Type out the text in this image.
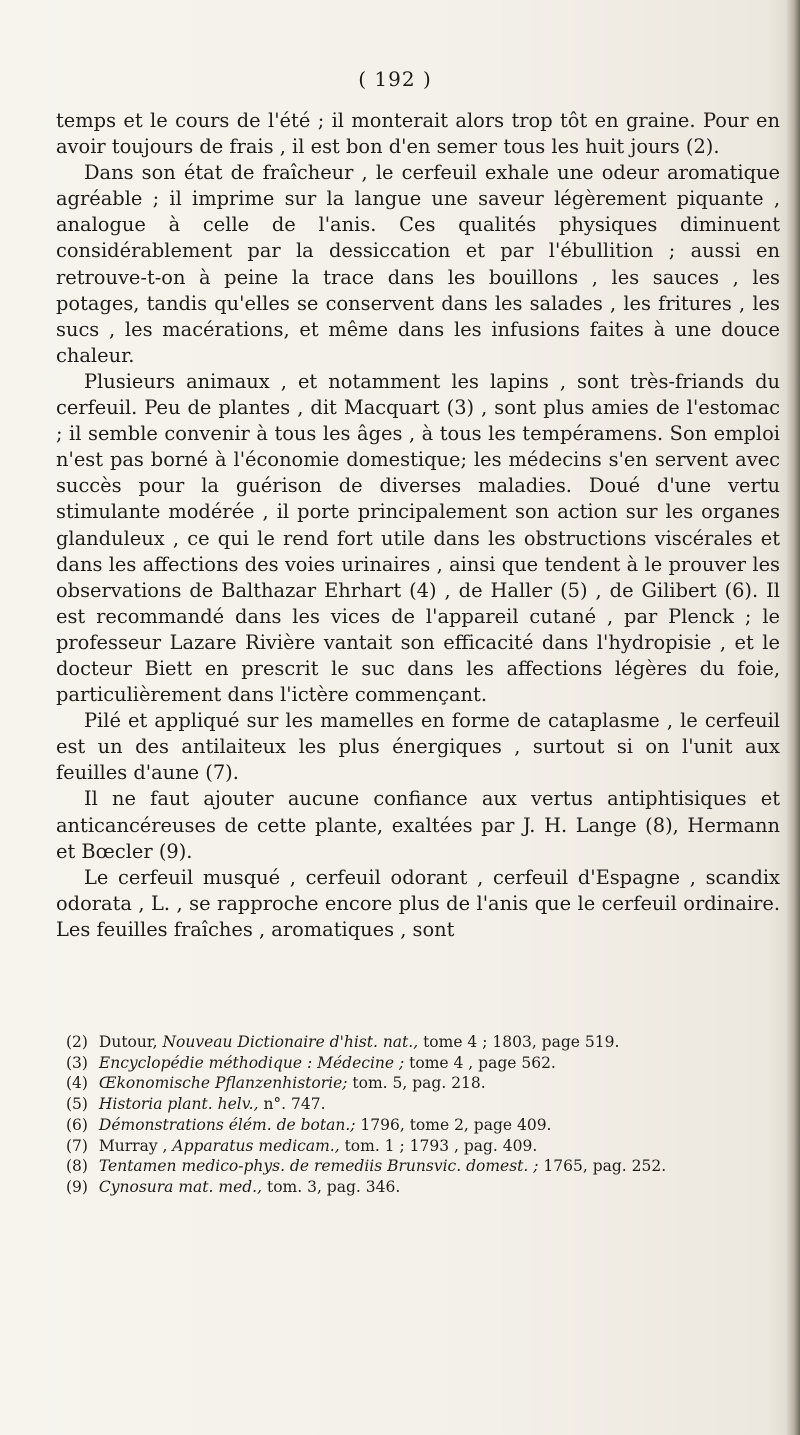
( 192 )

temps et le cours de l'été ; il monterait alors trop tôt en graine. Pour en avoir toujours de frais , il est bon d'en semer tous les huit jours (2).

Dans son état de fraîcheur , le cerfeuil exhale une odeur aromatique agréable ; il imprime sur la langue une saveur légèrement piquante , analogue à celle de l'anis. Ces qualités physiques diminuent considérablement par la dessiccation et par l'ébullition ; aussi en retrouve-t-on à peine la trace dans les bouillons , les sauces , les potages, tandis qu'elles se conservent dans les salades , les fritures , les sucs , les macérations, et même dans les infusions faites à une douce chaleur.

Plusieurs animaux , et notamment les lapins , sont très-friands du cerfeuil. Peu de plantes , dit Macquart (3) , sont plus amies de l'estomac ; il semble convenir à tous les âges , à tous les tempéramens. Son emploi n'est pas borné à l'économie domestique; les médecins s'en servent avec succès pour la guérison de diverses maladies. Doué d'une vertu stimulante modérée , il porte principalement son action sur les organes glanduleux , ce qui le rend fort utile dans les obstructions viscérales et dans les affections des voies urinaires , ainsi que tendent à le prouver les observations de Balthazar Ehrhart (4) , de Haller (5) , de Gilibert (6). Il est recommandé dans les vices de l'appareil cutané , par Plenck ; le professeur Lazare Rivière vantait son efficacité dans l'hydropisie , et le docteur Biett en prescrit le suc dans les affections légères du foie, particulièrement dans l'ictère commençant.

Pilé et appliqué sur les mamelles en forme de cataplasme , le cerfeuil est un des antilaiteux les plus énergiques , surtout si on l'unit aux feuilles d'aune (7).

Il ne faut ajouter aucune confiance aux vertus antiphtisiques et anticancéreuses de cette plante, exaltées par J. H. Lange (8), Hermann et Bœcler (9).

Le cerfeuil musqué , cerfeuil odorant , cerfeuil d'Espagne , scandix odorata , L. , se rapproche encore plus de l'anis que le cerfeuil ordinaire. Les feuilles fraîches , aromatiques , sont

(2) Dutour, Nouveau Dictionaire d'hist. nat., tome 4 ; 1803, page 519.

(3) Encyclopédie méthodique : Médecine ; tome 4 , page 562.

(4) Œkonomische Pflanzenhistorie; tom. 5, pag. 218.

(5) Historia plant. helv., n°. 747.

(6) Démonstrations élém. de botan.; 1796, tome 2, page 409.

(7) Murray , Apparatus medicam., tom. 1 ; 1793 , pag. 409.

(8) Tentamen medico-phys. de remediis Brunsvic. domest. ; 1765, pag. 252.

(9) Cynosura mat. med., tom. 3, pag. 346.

========================================

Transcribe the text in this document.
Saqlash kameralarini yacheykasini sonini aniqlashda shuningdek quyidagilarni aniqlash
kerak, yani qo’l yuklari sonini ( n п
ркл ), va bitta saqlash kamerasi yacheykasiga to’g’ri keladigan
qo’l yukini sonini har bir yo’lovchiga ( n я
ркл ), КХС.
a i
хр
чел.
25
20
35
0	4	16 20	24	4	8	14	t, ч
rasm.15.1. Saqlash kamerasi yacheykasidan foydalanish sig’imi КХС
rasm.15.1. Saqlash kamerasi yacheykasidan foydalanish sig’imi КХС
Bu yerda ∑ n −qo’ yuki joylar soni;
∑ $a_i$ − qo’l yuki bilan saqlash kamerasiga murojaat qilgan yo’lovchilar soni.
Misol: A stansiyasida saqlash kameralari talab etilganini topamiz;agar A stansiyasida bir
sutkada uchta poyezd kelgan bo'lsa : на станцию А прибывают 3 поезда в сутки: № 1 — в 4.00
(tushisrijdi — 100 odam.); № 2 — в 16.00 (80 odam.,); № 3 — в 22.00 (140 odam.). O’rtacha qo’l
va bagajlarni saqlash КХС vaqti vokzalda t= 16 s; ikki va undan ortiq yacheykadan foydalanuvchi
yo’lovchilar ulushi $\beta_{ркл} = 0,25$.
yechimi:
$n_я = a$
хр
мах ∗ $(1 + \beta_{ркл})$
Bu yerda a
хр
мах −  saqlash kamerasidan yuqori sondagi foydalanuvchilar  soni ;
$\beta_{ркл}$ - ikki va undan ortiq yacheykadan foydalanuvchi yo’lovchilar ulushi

========================================

◆ Stated exercise: Say how many lines of the data hold the string "sonini". Reply with the number alone.

◆ Reply to the task: 3